+++ Data to process +++

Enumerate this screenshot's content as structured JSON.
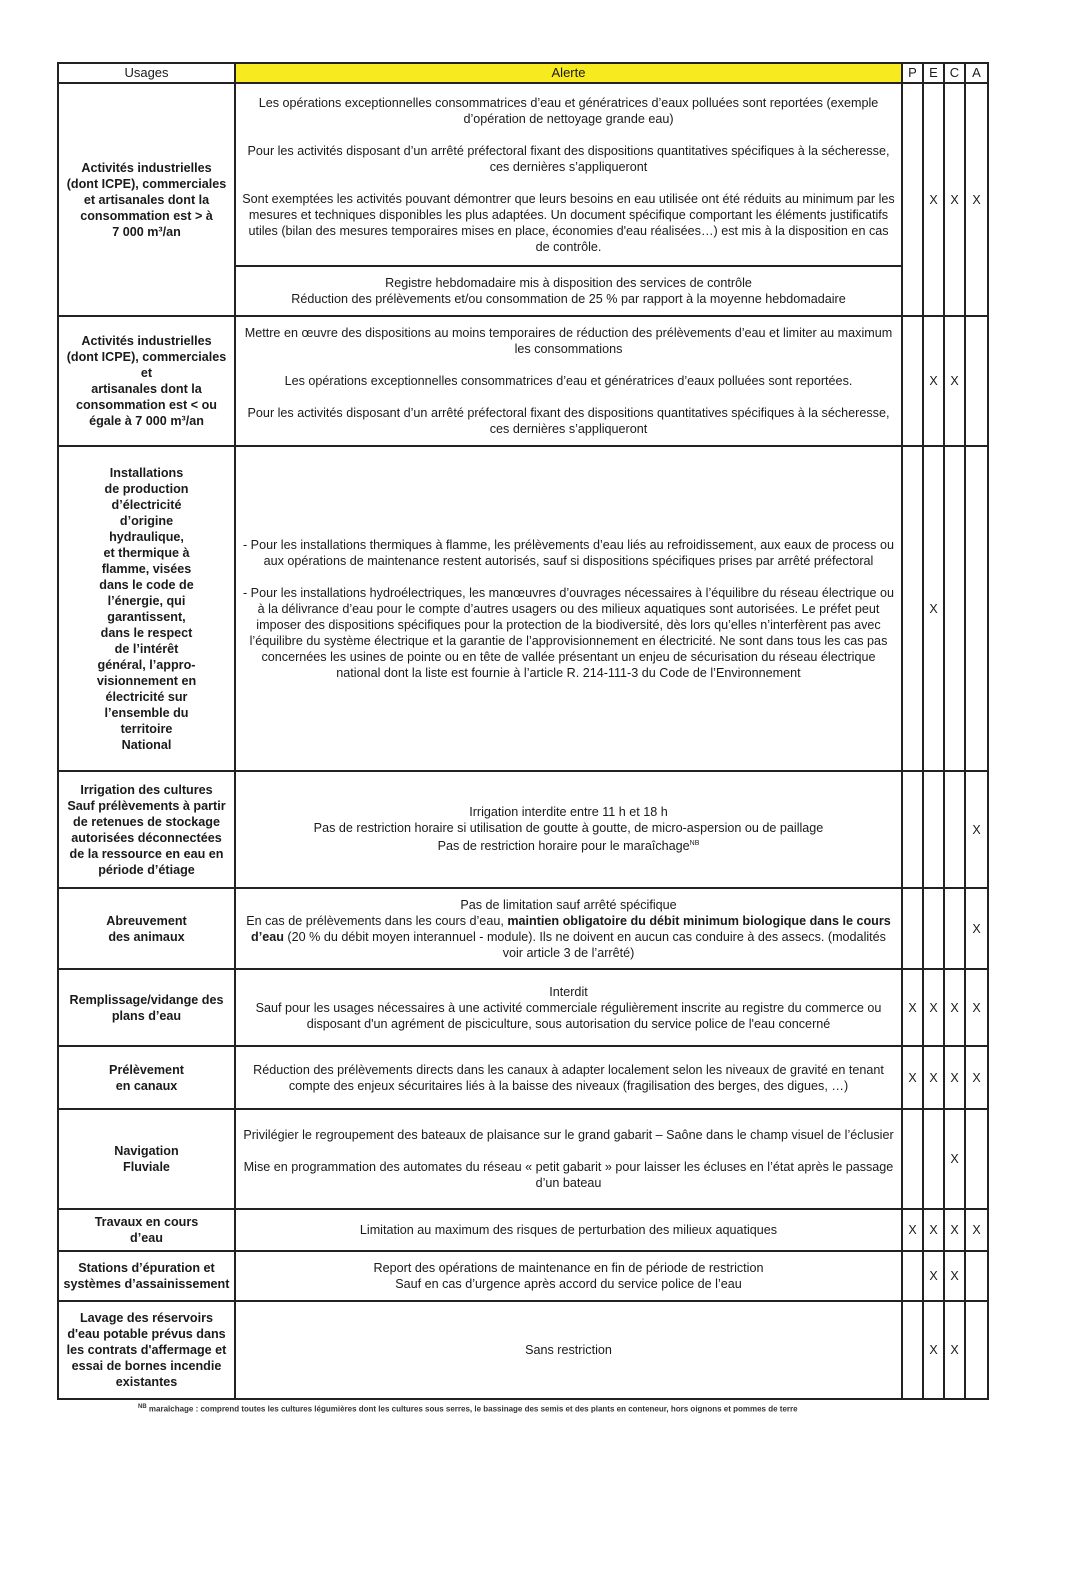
{
  "header": {
    "usages": "Usages",
    "alerte": "Alerte",
    "levels": [
      "P",
      "E",
      "C",
      "A"
    ]
  },
  "rows": [
    {
      "usage": [
        "Activités industrielles",
        "(dont ICPE), commerciales",
        "et artisanales dont la",
        "consommation est > à",
        "7 000 m³/an"
      ],
      "alert_blocks": [
        [
          [
            "Les opérations exceptionnelles consommatrices d’eau et génératrices d’eaux polluées sont reportées (exemple d’opération de nettoyage grande eau)"
          ],
          [
            "Pour les activités disposant d’un arrêté préfectoral fixant des dispositions quantitatives spécifiques à la sécheresse, ces dernières s’appliqueront"
          ],
          [
            "Sont exemptées les activités  pouvant démontrer que leurs besoins en eau utilisée ont été réduits au minimum par les mesures et techniques disponibles les plus adaptées. Un document spécifique comportant les éléments justificatifs utiles (bilan des mesures temporaires mises en place, économies d'eau réalisées…) est mis à la disposition en cas de contrôle."
          ]
        ],
        [
          [
            "Registre hebdomadaire mis à disposition des services de contrôle",
            "Réduction des prélèvements et/ou consommation de 25 % par rapport à la moyenne hebdomadaire"
          ]
        ]
      ],
      "marks": [
        "",
        "X",
        "X",
        "X"
      ]
    },
    {
      "usage": [
        "Activités industrielles",
        "(dont ICPE), commerciales",
        "et",
        "artisanales dont la",
        "consommation est < ou",
        "égale à 7 000 m³/an"
      ],
      "alert_blocks": [
        [
          [
            "Mettre en œuvre des dispositions au moins temporaires de réduction des prélèvements d’eau et limiter au maximum les consommations"
          ],
          [
            "Les opérations exceptionnelles consommatrices d’eau et génératrices d’eaux polluées sont reportées."
          ],
          [
            "Pour les activités disposant d’un arrêté préfectoral fixant des dispositions quantitatives spécifiques à la sécheresse, ces dernières s’appliqueront"
          ]
        ]
      ],
      "marks": [
        "",
        "X",
        "X",
        ""
      ]
    },
    {
      "usage": [
        "Installations",
        "de production",
        "d’électricité",
        "d’origine",
        "hydraulique,",
        "et thermique à",
        "flamme, visées",
        "dans le code de",
        "l’énergie, qui",
        "garantissent,",
        "dans le respect",
        "de l’intérêt",
        "général, l’appro-",
        "visionnement en",
        "électricité sur",
        "l’ensemble du",
        "territoire",
        "National"
      ],
      "alert_blocks": [
        [
          [
            "- Pour les installations thermiques à flamme, les prélèvements d’eau liés au refroidissement, aux eaux de process ou aux opérations de maintenance restent autorisés, sauf si dispositions spécifiques prises par arrêté préfectoral"
          ],
          [
            "- Pour les installations hydroélectriques, les manœuvres d’ouvrages nécessaires à l’équilibre du réseau électrique ou à la délivrance d’eau pour le compte d’autres usagers ou des milieux aquatiques sont autorisées. Le préfet peut imposer des dispositions spécifiques pour la protection de la biodiversité, dès lors qu’elles n’interfèrent pas avec l’équilibre du système électrique et la garantie de l’approvisionnement en électricité. Ne sont dans tous les cas pas concernées les usines de pointe ou en tête de vallée présentant un enjeu de sécurisation du réseau électrique national dont la liste est fournie à l’article R. 214-111-3 du Code de l’Environnement"
          ]
        ]
      ],
      "marks": [
        "",
        "X",
        "",
        ""
      ]
    },
    {
      "usage": [
        "Irrigation des cultures",
        "Sauf prélèvements à partir",
        "de retenues de stockage",
        "autorisées déconnectées",
        "de la ressource en eau en",
        "période d’étiage"
      ],
      "alert_blocks": [
        [
          [
            "Irrigation interdite entre 11 h et 18 h",
            "Pas de restriction horaire si utilisation de goutte à goutte, de micro-aspersion ou de paillage",
            "Pas de restriction horaire pour le maraîchage"
          ]
        ]
      ],
      "note_ref": "NB",
      "marks": [
        "",
        "",
        "",
        "X"
      ]
    },
    {
      "usage": [
        "Abreuvement",
        "des animaux"
      ],
      "alert_blocks": [
        [
          [
            "Pas de limitation sauf arrêté spécifique"
          ]
        ]
      ],
      "rich": {
        "before": "En cas de prélèvements dans les cours d’eau, ",
        "bold": "maintien obligatoire du débit minimum biologique dans le cours d’eau",
        "after": " (20 % du débit moyen interannuel - module). Ils ne doivent en aucun cas conduire à des assecs. (modalités voir article 3 de l’arrêté)"
      },
      "marks": [
        "",
        "",
        "",
        "X"
      ]
    },
    {
      "usage": [
        "Remplissage/vidange des",
        "plans d’eau"
      ],
      "alert_blocks": [
        [
          [
            "Interdit",
            "Sauf pour les usages nécessaires à une activité commerciale régulièrement inscrite au registre du commerce ou",
            "disposant d'un agrément de pisciculture, sous autorisation du service police de l'eau concerné"
          ]
        ]
      ],
      "marks": [
        "X",
        "X",
        "X",
        "X"
      ]
    },
    {
      "usage": [
        "Prélèvement",
        "en canaux"
      ],
      "alert_blocks": [
        [
          [
            "Réduction des prélèvements directs dans les canaux à adapter localement selon les niveaux de gravité en tenant compte des enjeux sécuritaires liés à la baisse des niveaux (fragilisation des berges, des digues, …)"
          ]
        ]
      ],
      "marks": [
        "X",
        "X",
        "X",
        "X"
      ]
    },
    {
      "usage": [
        "Navigation",
        "Fluviale"
      ],
      "alert_blocks": [
        [
          [
            "Privilégier le regroupement des bateaux de plaisance sur le grand gabarit – Saône dans le champ visuel de l’éclusier"
          ],
          [
            "Mise en programmation des automates du réseau « petit gabarit » pour laisser les écluses en l’état après le passage d’un bateau"
          ]
        ]
      ],
      "marks": [
        "",
        "",
        "X",
        ""
      ]
    },
    {
      "usage": [
        "Travaux en cours",
        "d’eau"
      ],
      "alert_blocks": [
        [
          [
            "Limitation au maximum des risques de perturbation des milieux aquatiques"
          ]
        ]
      ],
      "marks": [
        "X",
        "X",
        "X",
        "X"
      ]
    },
    {
      "usage": [
        "Stations d’épuration et",
        "systèmes d’assainissement"
      ],
      "alert_blocks": [
        [
          [
            "Report des opérations de maintenance en fin de période de restriction",
            "Sauf en cas d’urgence après accord du service police de l’eau"
          ]
        ]
      ],
      "marks": [
        "",
        "X",
        "X",
        ""
      ]
    },
    {
      "usage": [
        "Lavage des réservoirs",
        "d'eau potable prévus dans",
        "les contrats d'affermage et",
        "essai de bornes incendie",
        "existantes"
      ],
      "alert_blocks": [
        [
          [
            "Sans restriction"
          ]
        ]
      ],
      "marks": [
        "",
        "X",
        "X",
        ""
      ]
    }
  ],
  "footnote": {
    "ref": "NB",
    "text": "maraîchage : comprend toutes les cultures légumières dont les cultures sous serres, le bassinage des semis et des plants en conteneur,  hors oignons et pommes de terre"
  },
  "colors": {
    "header_highlight": "#f7ea1e"
  }
}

+++

Repeat the listing in full and exactly. Do not include any images.

#### Reply:
Enumerate this screenshot's content as structured JSON.
{
  "header": {
    "usages": "Usages",
    "alerte": "Alerte",
    "levels": [
      "P",
      "E",
      "C",
      "A"
    ]
  },
  "rows": [
    {
      "usage": [
        "Activités industrielles",
        "(dont ICPE), commerciales",
        "et artisanales dont la",
        "consommation est > à",
        "7 000 m³/an"
      ],
      "alert_blocks": [
        [
          [
            "Les opérations exceptionnelles consommatrices d’eau et génératrices d’eaux polluées sont reportées (exemple d’opération de nettoyage grande eau)"
          ],
          [
            "Pour les activités disposant d’un arrêté préfectoral fixant des dispositions quantitatives spécifiques à la sécheresse, ces dernières s’appliqueront"
          ],
          [
            "Sont exemptées les activités  pouvant démontrer que leurs besoins en eau utilisée ont été réduits au minimum par les mesures et techniques disponibles les plus adaptées. Un document spécifique comportant les éléments justificatifs utiles (bilan des mesures temporaires mises en place, économies d'eau réalisées…) est mis à la disposition en cas de contrôle."
          ]
        ],
        [
          [
            "Registre hebdomadaire mis à disposition des services de contrôle",
            "Réduction des prélèvements et/ou consommation de 25 % par rapport à la moyenne hebdomadaire"
          ]
        ]
      ],
      "marks": [
        "",
        "X",
        "X",
        "X"
      ]
    },
    {
      "usage": [
        "Activités industrielles",
        "(dont ICPE), commerciales",
        "et",
        "artisanales dont la",
        "consommation est < ou",
        "égale à 7 000 m³/an"
      ],
      "alert_blocks": [
        [
          [
            "Mettre en œuvre des dispositions au moins temporaires de réduction des prélèvements d’eau et limiter au maximum les consommations"
          ],
          [
            "Les opérations exceptionnelles consommatrices d’eau et génératrices d’eaux polluées sont reportées."
          ],
          [
            "Pour les activités disposant d’un arrêté préfectoral fixant des dispositions quantitatives spécifiques à la sécheresse, ces dernières s’appliqueront"
          ]
        ]
      ],
      "marks": [
        "",
        "X",
        "X",
        ""
      ]
    },
    {
      "usage": [
        "Installations",
        "de production",
        "d’électricité",
        "d’origine",
        "hydraulique,",
        "et thermique à",
        "flamme, visées",
        "dans le code de",
        "l’énergie, qui",
        "garantissent,",
        "dans le respect",
        "de l’intérêt",
        "général, l’appro-",
        "visionnement en",
        "électricité sur",
        "l’ensemble du",
        "territoire",
        "National"
      ],
      "alert_blocks": [
        [
          [
            "- Pour les installations thermiques à flamme, les prélèvements d’eau liés au refroidissement, aux eaux de process ou aux opérations de maintenance restent autorisés, sauf si dispositions spécifiques prises par arrêté préfectoral"
          ],
          [
            "- Pour les installations hydroélectriques, les manœuvres d’ouvrages nécessaires à l’équilibre du réseau électrique ou à la délivrance d’eau pour le compte d’autres usagers ou des milieux aquatiques sont autorisées. Le préfet peut imposer des dispositions spécifiques pour la protection de la biodiversité, dès lors qu’elles n’interfèrent pas avec l’équilibre du système électrique et la garantie de l’approvisionnement en électricité. Ne sont dans tous les cas pas concernées les usines de pointe ou en tête de vallée présentant un enjeu de sécurisation du réseau électrique national dont la liste est fournie à l’article R. 214-111-3 du Code de l’Environnement"
          ]
        ]
      ],
      "marks": [
        "",
        "X",
        "",
        ""
      ]
    },
    {
      "usage": [
        "Irrigation des cultures",
        "Sauf prélèvements à partir",
        "de retenues de stockage",
        "autorisées déconnectées",
        "de la ressource en eau en",
        "période d’étiage"
      ],
      "alert_blocks": [
        [
          [
            "Irrigation interdite entre 11 h et 18 h",
            "Pas de restriction horaire si utilisation de goutte à goutte, de micro-aspersion ou de paillage",
            "Pas de restriction horaire pour le maraîchage"
          ]
        ]
      ],
      "note_ref": "NB",
      "marks": [
        "",
        "",
        "",
        "X"
      ]
    },
    {
      "usage": [
        "Abreuvement",
        "des animaux"
      ],
      "alert_blocks": [
        [
          [
            "Pas de limitation sauf arrêté spécifique"
          ]
        ]
      ],
      "rich": {
        "before": "En cas de prélèvements dans les cours d’eau, ",
        "bold": "maintien obligatoire du débit minimum biologique dans le cours d’eau",
        "after": " (20 % du débit moyen interannuel - module). Ils ne doivent en aucun cas conduire à des assecs. (modalités voir article 3 de l’arrêté)"
      },
      "marks": [
        "",
        "",
        "",
        "X"
      ]
    },
    {
      "usage": [
        "Remplissage/vidange des",
        "plans d’eau"
      ],
      "alert_blocks": [
        [
          [
            "Interdit",
            "Sauf pour les usages nécessaires à une activité commerciale régulièrement inscrite au registre du commerce ou",
            "disposant d'un agrément de pisciculture, sous autorisation du service police de l'eau concerné"
          ]
        ]
      ],
      "marks": [
        "X",
        "X",
        "X",
        "X"
      ]
    },
    {
      "usage": [
        "Prélèvement",
        "en canaux"
      ],
      "alert_blocks": [
        [
          [
            "Réduction des prélèvements directs dans les canaux à adapter localement selon les niveaux de gravité en tenant compte des enjeux sécuritaires liés à la baisse des niveaux (fragilisation des berges, des digues, …)"
          ]
        ]
      ],
      "marks": [
        "X",
        "X",
        "X",
        "X"
      ]
    },
    {
      "usage": [
        "Navigation",
        "Fluviale"
      ],
      "alert_blocks": [
        [
          [
            "Privilégier le regroupement des bateaux de plaisance sur le grand gabarit – Saône dans le champ visuel de l’éclusier"
          ],
          [
            "Mise en programmation des automates du réseau « petit gabarit » pour laisser les écluses en l’état après le passage d’un bateau"
          ]
        ]
      ],
      "marks": [
        "",
        "",
        "X",
        ""
      ]
    },
    {
      "usage": [
        "Travaux en cours",
        "d’eau"
      ],
      "alert_blocks": [
        [
          [
            "Limitation au maximum des risques de perturbation des milieux aquatiques"
          ]
        ]
      ],
      "marks": [
        "X",
        "X",
        "X",
        "X"
      ]
    },
    {
      "usage": [
        "Stations d’épuration et",
        "systèmes d’assainissement"
      ],
      "alert_blocks": [
        [
          [
            "Report des opérations de maintenance en fin de période de restriction",
            "Sauf en cas d’urgence après accord du service police de l’eau"
          ]
        ]
      ],
      "marks": [
        "",
        "X",
        "X",
        ""
      ]
    },
    {
      "usage": [
        "Lavage des réservoirs",
        "d'eau potable prévus dans",
        "les contrats d'affermage et",
        "essai de bornes incendie",
        "existantes"
      ],
      "alert_blocks": [
        [
          [
            "Sans restriction"
          ]
        ]
      ],
      "marks": [
        "",
        "X",
        "X",
        ""
      ]
    }
  ],
  "footnote": {
    "ref": "NB",
    "text": "maraîchage : comprend toutes les cultures légumières dont les cultures sous serres, le bassinage des semis et des plants en conteneur,  hors oignons et pommes de terre"
  },
  "colors": {
    "header_highlight": "#f7ea1e"
  }
}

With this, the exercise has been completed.